*Task objective*. Transcribe the records that follow. Keep every word exactly, and drop the pictures.

*Material supplied*.

____________________

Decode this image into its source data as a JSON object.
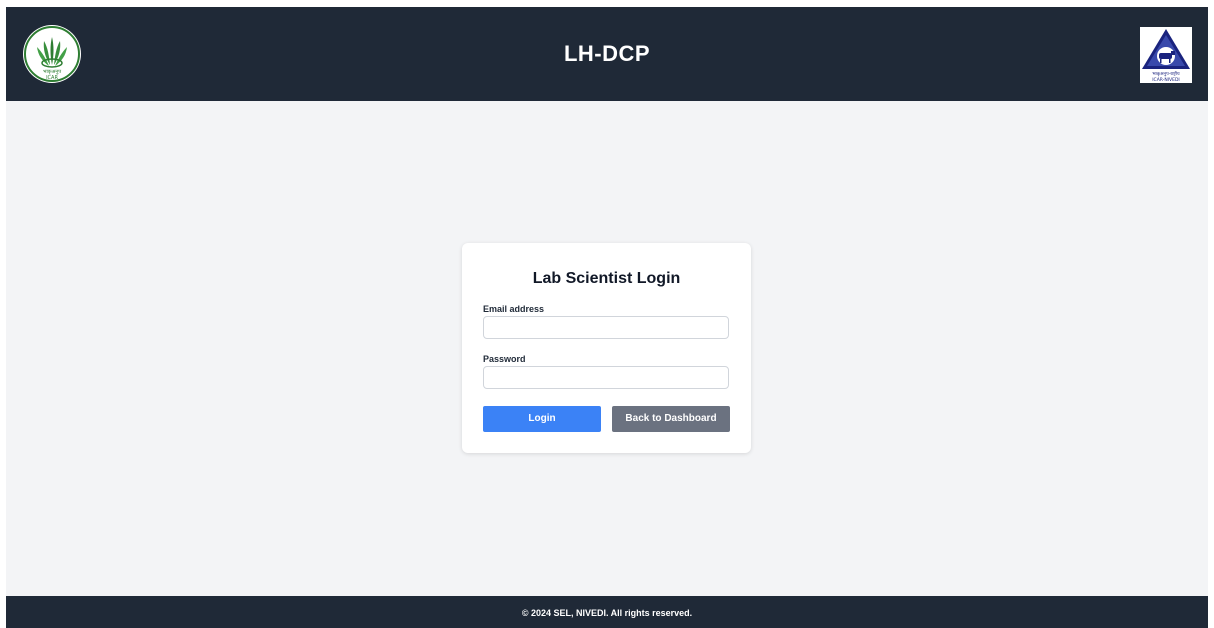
{
  "header": {
    "title": "LH-DCP",
    "left_logo": {
      "icon": "icar-wheat-emblem-icon",
      "caption_top": "भाकृअनुप",
      "caption_bottom": "ICAR"
    },
    "right_logo": {
      "icon": "nivedi-cow-triangle-icon",
      "caption_top": "भाकृअनुप-राष्ट्रीय",
      "caption_bottom": "ICAR-NIVEDI"
    }
  },
  "login": {
    "title": "Lab Scientist Login",
    "email_label": "Email address",
    "email_value": "",
    "email_placeholder": "",
    "password_label": "Password",
    "password_value": "",
    "password_placeholder": "",
    "login_button": "Login",
    "back_button": "Back to Dashboard"
  },
  "footer": {
    "text": "© 2024 SEL, NIVEDI. All rights reserved."
  },
  "colors": {
    "header_bg": "#1f2937",
    "page_bg": "#f3f4f6",
    "primary": "#3b82f6",
    "secondary": "#6b7280"
  }
}
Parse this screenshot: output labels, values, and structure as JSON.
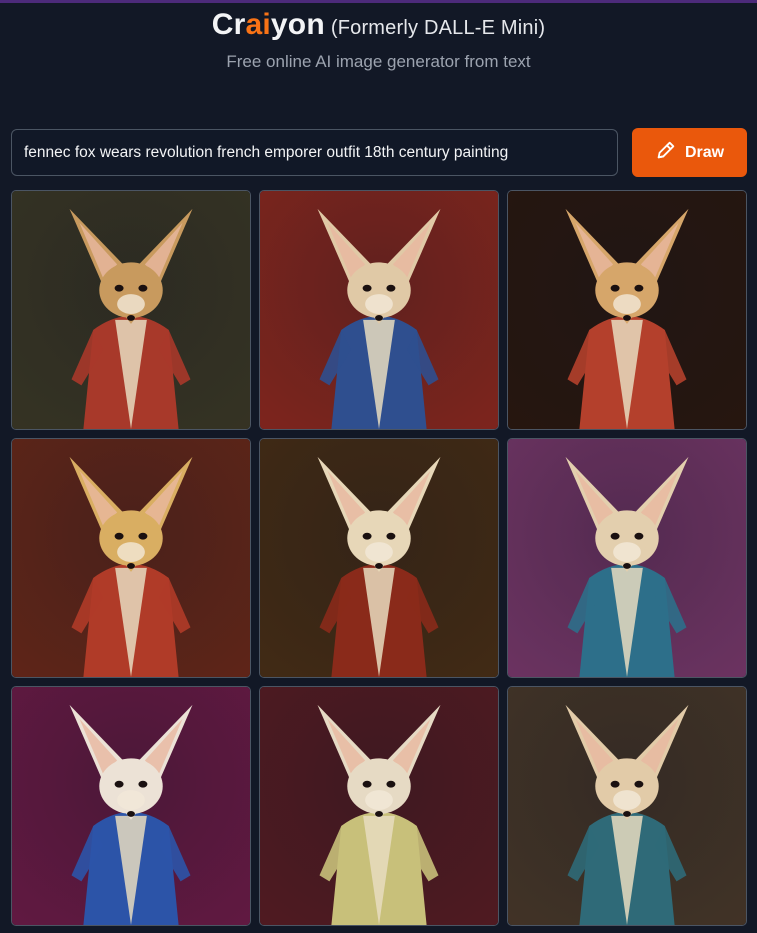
{
  "header": {
    "brand_pre": "Cr",
    "brand_ai": "ai",
    "brand_post": "yon",
    "subtitle": "(Formerly DALL-E Mini)",
    "tagline": "Free online AI image generator from text"
  },
  "prompt": {
    "value": "fennec fox wears revolution french emporer outfit 18th century painting"
  },
  "draw_button": {
    "label": "Draw",
    "icon": "pencil-icon"
  },
  "colors": {
    "background": "#121826",
    "accent": "#f97316",
    "button": "#ea580c"
  },
  "images": [
    {
      "bg": "#3d3a28",
      "fox": "#c89a5e",
      "coat": "#a8392a"
    },
    {
      "bg": "#8e2a22",
      "fox": "#e0c9a6",
      "coat": "#2f4f8f"
    },
    {
      "bg": "#2c1a12",
      "fox": "#d6a66a",
      "coat": "#b4402c"
    },
    {
      "bg": "#6b2a1c",
      "fox": "#d9ae62",
      "coat": "#b03b28"
    },
    {
      "bg": "#4a3018",
      "fox": "#e7d7b8",
      "coat": "#8a2a1a"
    },
    {
      "bg": "#7a3a6e",
      "fox": "#e3cfae",
      "coat": "#2d6f8a"
    },
    {
      "bg": "#6e1d4a",
      "fox": "#ece2d6",
      "coat": "#2c54a8"
    },
    {
      "bg": "#5a1e26",
      "fox": "#e6dac4",
      "coat": "#c8c07a"
    },
    {
      "bg": "#4a3a2c",
      "fox": "#e2cba8",
      "coat": "#2f6a78"
    }
  ]
}
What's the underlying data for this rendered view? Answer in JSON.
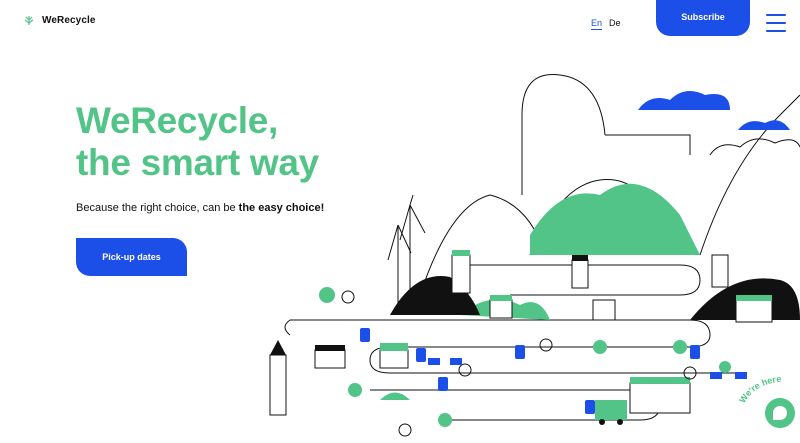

____________________

*Solution to the problem*.
Decode this image into its source data as a JSON object.
{
  "header": {
    "title": "LH-DCP",
    "left_logo": {
      "icon": "icar-wheat-emblem-icon",
      "caption_top": "भाकृअनुप",
      "caption_bottom": "ICAR"
    },
    "right_logo": {
      "icon": "nivedi-cow-triangle-icon",
      "caption_top": "भाकृअनुप-राष्ट्रीय",
      "caption_bottom": "ICAR-NIVEDI"
    }
  },
  "login": {
    "title": "Lab Scientist Login",
    "email_label": "Email address",
    "email_value": "",
    "email_placeholder": "",
    "password_label": "Password",
    "password_value": "",
    "password_placeholder": "",
    "login_button": "Login",
    "back_button": "Back to Dashboard"
  },
  "footer": {
    "text": "© 2024 SEL, NIVEDI. All rights reserved."
  },
  "colors": {
    "header_bg": "#1f2937",
    "page_bg": "#f3f4f6",
    "primary": "#3b82f6",
    "secondary": "#6b7280"
  }
}
Parse this screenshot: output labels, values, and structure as JSON.
{
  "header": {
    "brand_pre": "Cr",
    "brand_ai": "ai",
    "brand_post": "yon",
    "subtitle": "(Formerly DALL-E Mini)",
    "tagline": "Free online AI image generator from text"
  },
  "prompt": {
    "value": "fennec fox wears revolution french emporer outfit 18th century painting"
  },
  "draw_button": {
    "label": "Draw",
    "icon": "pencil-icon"
  },
  "colors": {
    "background": "#121826",
    "accent": "#f97316",
    "button": "#ea580c"
  },
  "images": [
    {
      "bg": "#3d3a28",
      "fox": "#c89a5e",
      "coat": "#a8392a"
    },
    {
      "bg": "#8e2a22",
      "fox": "#e0c9a6",
      "coat": "#2f4f8f"
    },
    {
      "bg": "#2c1a12",
      "fox": "#d6a66a",
      "coat": "#b4402c"
    },
    {
      "bg": "#6b2a1c",
      "fox": "#d9ae62",
      "coat": "#b03b28"
    },
    {
      "bg": "#4a3018",
      "fox": "#e7d7b8",
      "coat": "#8a2a1a"
    },
    {
      "bg": "#7a3a6e",
      "fox": "#e3cfae",
      "coat": "#2d6f8a"
    },
    {
      "bg": "#6e1d4a",
      "fox": "#ece2d6",
      "coat": "#2c54a8"
    },
    {
      "bg": "#5a1e26",
      "fox": "#e6dac4",
      "coat": "#c8c07a"
    },
    {
      "bg": "#4a3a2c",
      "fox": "#e2cba8",
      "coat": "#2f6a78"
    }
  ]
}
What's the underlying data for this rendered view? Answer in JSON.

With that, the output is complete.